■ WHAT IS NEEDED:
Reply with the count of lines holding "bolmasa", nothing more.

■ RAW RECORDS:
[Begin]

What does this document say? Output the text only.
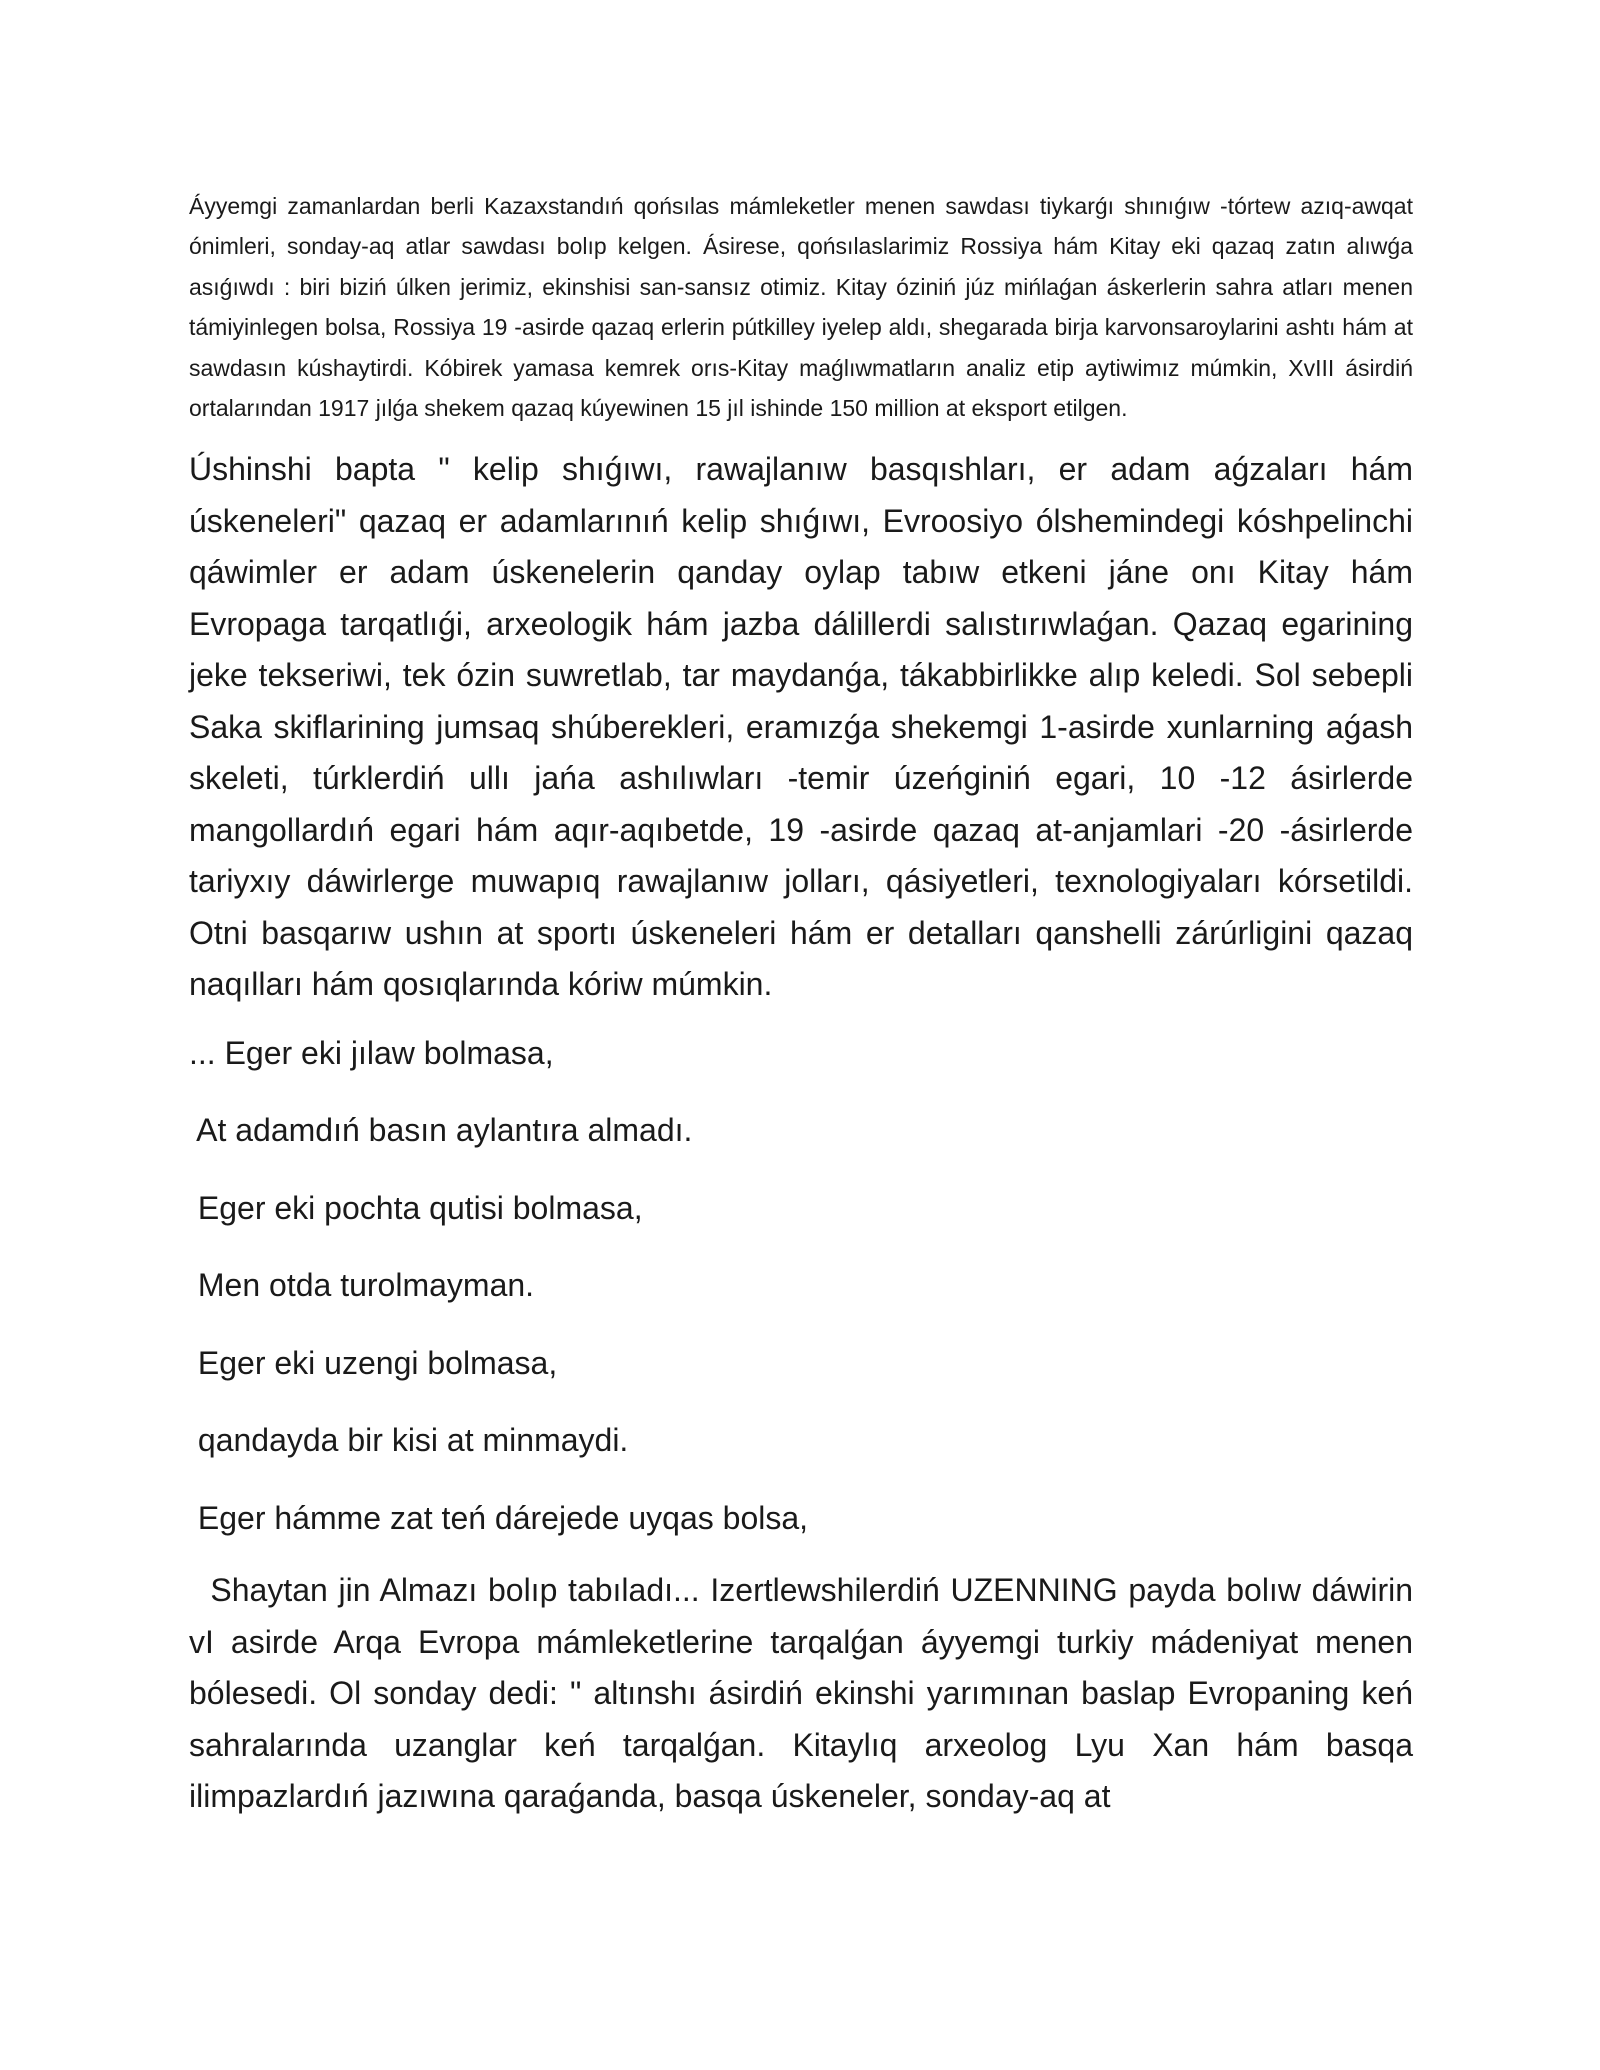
Áyyemgi zamanlardan berli Kazaxstandıń qońsılas mámleketler menen sawdası tiykarǵı shınıǵıw -tórtew azıq-awqat ónimleri, sonday-aq atlar sawdası bolıp kelgen. Ásirese, qońsılaslarimiz Rossiya hám Kitay eki qazaq zatın alıwǵa asıǵıwdı : biri biziń úlken jerimiz, ekinshisi san-sansız otimiz. Kitay óziniń júz mińlaǵan áskerlerin sahra atları menen támiyinlegen bolsa, Rossiya 19 -asirde qazaq erlerin pútkilley iyelep aldı, shegarada birja karvonsaroylarini ashtı hám at sawdasın kúshaytirdi. Kóbirek yamasa kemrek orıs-Kitay maǵlıwmatların analiz etip aytiwimız múmkin, XvIII ásirdiń ortalarından 1917 jılǵa shekem qazaq kúyewinen 15 jıl ishinde 150 million at eksport etilgen.

Úshinshi bapta " kelip shıǵıwı, rawajlanıw basqıshları, er adam aǵzaları hám úskeneleri" qazaq er adamlarınıń kelip shıǵıwı, Evroosiyo ólshemindegi kóshpelinchi qáwimler er adam úskenelerin qanday oylap tabıw etkeni jáne onı Kitay hám Evropaga tarqatlıǵi, arxeologik hám jazba dálillerdi salıstırıwlaǵan. Qazaq egarining jeke tekseriwi, tek ózin suwretlab, tar maydanǵa, tákabbirlikke alıp keledi. Sol sebepli Saka skiflarining jumsaq shúberekleri, eramızǵa shekemgi 1-asirde xunlarning aǵash skeleti, túrklerdiń ullı jańa ashılıwları -temir úzeńginiń egari, 10 -12 ásirlerde mangollardıń egari hám aqır-aqıbetde, 19 -asirde qazaq at-anjamlari -20 -ásirlerde tariyxıy dáwirlerge muwapıq rawajlanıw jolları, qásiyetleri, texnologiyaları kórsetildi. Otni basqarıw ushın at sportı úskeneleri hám er detalları qanshelli zárúrligini qazaq naqılları hám qosıqlarında kóriw múmkin.

... Eger eki jılaw bolmasa,

At adamdıń basın aylantıra almadı.

Eger eki pochta qutisi bolmasa,

Men otda turolmayman.

Eger eki uzengi bolmasa,

qandayda bir kisi at minmaydi.

Eger hámme zat teń dárejede uyqas bolsa,

Shaytan jin Almazı bolıp tabıladı... Izertlewshilerdiń UZENNING payda bolıw dáwirin vI asirde Arqa Evropa mámleketlerine tarqalǵan áyyemgi turkiy mádeniyat menen bólesedi. Ol sonday dedi: " altınshı ásirdiń ekinshi yarımınan baslap Evropaning keń sahralarında uzanglar keń tarqalǵan. Kitaylıq arxeolog Lyu Xan hám basqa ilimpazlardıń jazıwına qaraǵanda, basqa úskeneler, sonday-aq at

[End]

■ FINAL RESULT:
3